SHORT PROBLEM -
Restate the full listing word for word and leave the pictures out.
* begin *
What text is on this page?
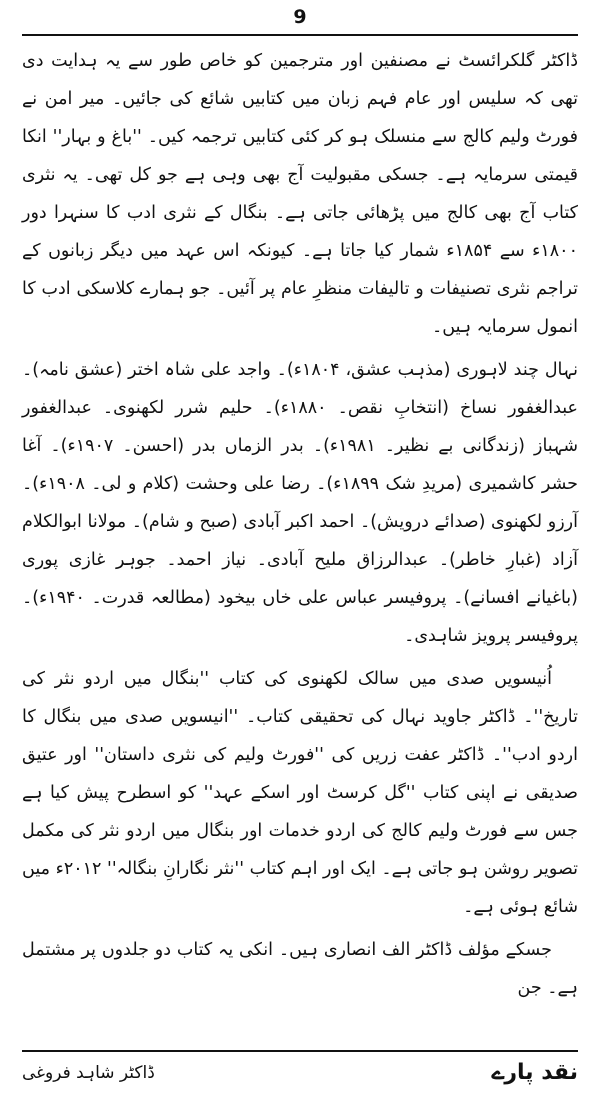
9

ڈاکٹر گلکرائسٹ نے مصنفین اور مترجمین کو خاص طور سے یہ ہدایت دی تھی کہ سلیس اور عام فہم زبان میں کتابیں شائع کی جائیں۔ میر امن نے فورٹ ولیم کالج سے منسلک ہو کر کئی کتابیں ترجمہ کیں۔ ''باغ و بہار'' انکا قیمتی سرمایہ ہے۔ جسکی مقبولیت آج بھی وہی ہے جو کل تھی۔ یہ نثری کتاب آج بھی کالج میں پڑھائی جاتی ہے۔ بنگال کے نثری ادب کا سنہرا دور ۱۸۰۰ء سے ۱۸۵۴ء شمار کیا جاتا ہے۔ کیونکہ اس عہد میں دیگر زبانوں کے تراجم نثری تصنیفات و تالیفات منظرِ عام پر آئیں۔ جو ہمارے کلاسکی ادب کا انمول سرمایہ ہیں۔

نہال چند لاہوری (مذہب عشق، ۱۸۰۴ء)۔ واجد علی شاہ اختر (عشق نامہ)۔ عبدالغفور نساخ (انتخابِ نقص۔ ۱۸۸۰ء)۔ حلیم شرر لکھنوی۔ عبدالغفور شہباز (زندگانی بے نظیر۔ ۱۹۸۱ء)۔ بدر الزماں بدر (احسن۔ ۱۹۰۷ء)۔ آغا حشر کاشمیری (مریدِ شک ۱۸۹۹ء)۔ رضا علی وحشت (کلام و لی۔ ۱۹۰۸ء)۔ آرزو لکھنوی (صدائے درویش)۔ احمد اکبر آبادی (صبح و شام)۔ مولانا ابوالکلام آزاد (غبارِ خاطر)۔ عبدالرزاق ملیح آبادی۔ نیاز احمد۔ جوہر غازی پوری (باغیانے افسانے)۔ پروفیسر عباس علی خاں بیخود (مطالعہ قدرت۔ ۱۹۴۰ء)۔ پروفیسر پرویز شاہدی۔

اُنیسویں صدی میں سالک لکھنوی کی کتاب ''بنگال میں اردو نثر کی تاریخ''۔ ڈاکٹر جاوید نہال کی تحقیقی کتاب۔ ''انیسویں صدی میں بنگال کا اردو ادب''۔ ڈاکٹر عفت زریں کی ''فورٹ ولیم کی نثری داستان'' اور عتیق صدیقی نے اپنی کتاب ''گل کرسٹ اور اسکے عہد'' کو اسطرح پیش کیا ہے جس سے فورٹ ولیم کالج کی اردو خدمات اور بنگال میں اردو نثر کی مکمل تصویر روشن ہو جاتی ہے۔ ایک اور اہم کتاب ''نثر نگارانِ بنگالہ'' ۲۰۱۲ء میں شائع ہوئی ہے۔

جسکے مؤلف ڈاکٹر الف انصاری ہیں۔ انکی یہ کتاب دو جلدوں پر مشتمل ہے۔ جن

نقد پارے
ڈاکٹر شاہد فروغی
* end *
WRITTEN ANSWER -
What text is on this page?
9

ڈاکٹر گلکرائسٹ نے مصنفین اور مترجمین کو خاص طور سے یہ ہدایت دی تھی کہ سلیس اور عام فہم زبان میں کتابیں شائع کی جائیں۔ میر امن نے فورٹ ولیم کالج سے منسلک ہو کر کئی کتابیں ترجمہ کیں۔ ''باغ و بہار'' انکا قیمتی سرمایہ ہے۔ جسکی مقبولیت آج بھی وہی ہے جو کل تھی۔ یہ نثری کتاب آج بھی کالج میں پڑھائی جاتی ہے۔ بنگال کے نثری ادب کا سنہرا دور ۱۸۰۰ء سے ۱۸۵۴ء شمار کیا جاتا ہے۔ کیونکہ اس عہد میں دیگر زبانوں کے تراجم نثری تصنیفات و تالیفات منظرِ عام پر آئیں۔ جو ہمارے کلاسکی ادب کا انمول سرمایہ ہیں۔

نہال چند لاہوری (مذہب عشق، ۱۸۰۴ء)۔ واجد علی شاہ اختر (عشق نامہ)۔ عبدالغفور نساخ (انتخابِ نقص۔ ۱۸۸۰ء)۔ حلیم شرر لکھنوی۔ عبدالغفور شہباز (زندگانی بے نظیر۔ ۱۹۸۱ء)۔ بدر الزماں بدر (احسن۔ ۱۹۰۷ء)۔ آغا حشر کاشمیری (مریدِ شک ۱۸۹۹ء)۔ رضا علی وحشت (کلام و لی۔ ۱۹۰۸ء)۔ آرزو لکھنوی (صدائے درویش)۔ احمد اکبر آبادی (صبح و شام)۔ مولانا ابوالکلام آزاد (غبارِ خاطر)۔ عبدالرزاق ملیح آبادی۔ نیاز احمد۔ جوہر غازی پوری (باغیانے افسانے)۔ پروفیسر عباس علی خاں بیخود (مطالعہ قدرت۔ ۱۹۴۰ء)۔ پروفیسر پرویز شاہدی۔

اُنیسویں صدی میں سالک لکھنوی کی کتاب ''بنگال میں اردو نثر کی تاریخ''۔ ڈاکٹر جاوید نہال کی تحقیقی کتاب۔ ''انیسویں صدی میں بنگال کا اردو ادب''۔ ڈاکٹر عفت زریں کی ''فورٹ ولیم کی نثری داستان'' اور عتیق صدیقی نے اپنی کتاب ''گل کرسٹ اور اسکے عہد'' کو اسطرح پیش کیا ہے جس سے فورٹ ولیم کالج کی اردو خدمات اور بنگال میں اردو نثر کی مکمل تصویر روشن ہو جاتی ہے۔ ایک اور اہم کتاب ''نثر نگارانِ بنگالہ'' ۲۰۱۲ء میں شائع ہوئی ہے۔

جسکے مؤلف ڈاکٹر الف انصاری ہیں۔ انکی یہ کتاب دو جلدوں پر مشتمل ہے۔ جن

نقد پارے
ڈاکٹر شاہد فروغی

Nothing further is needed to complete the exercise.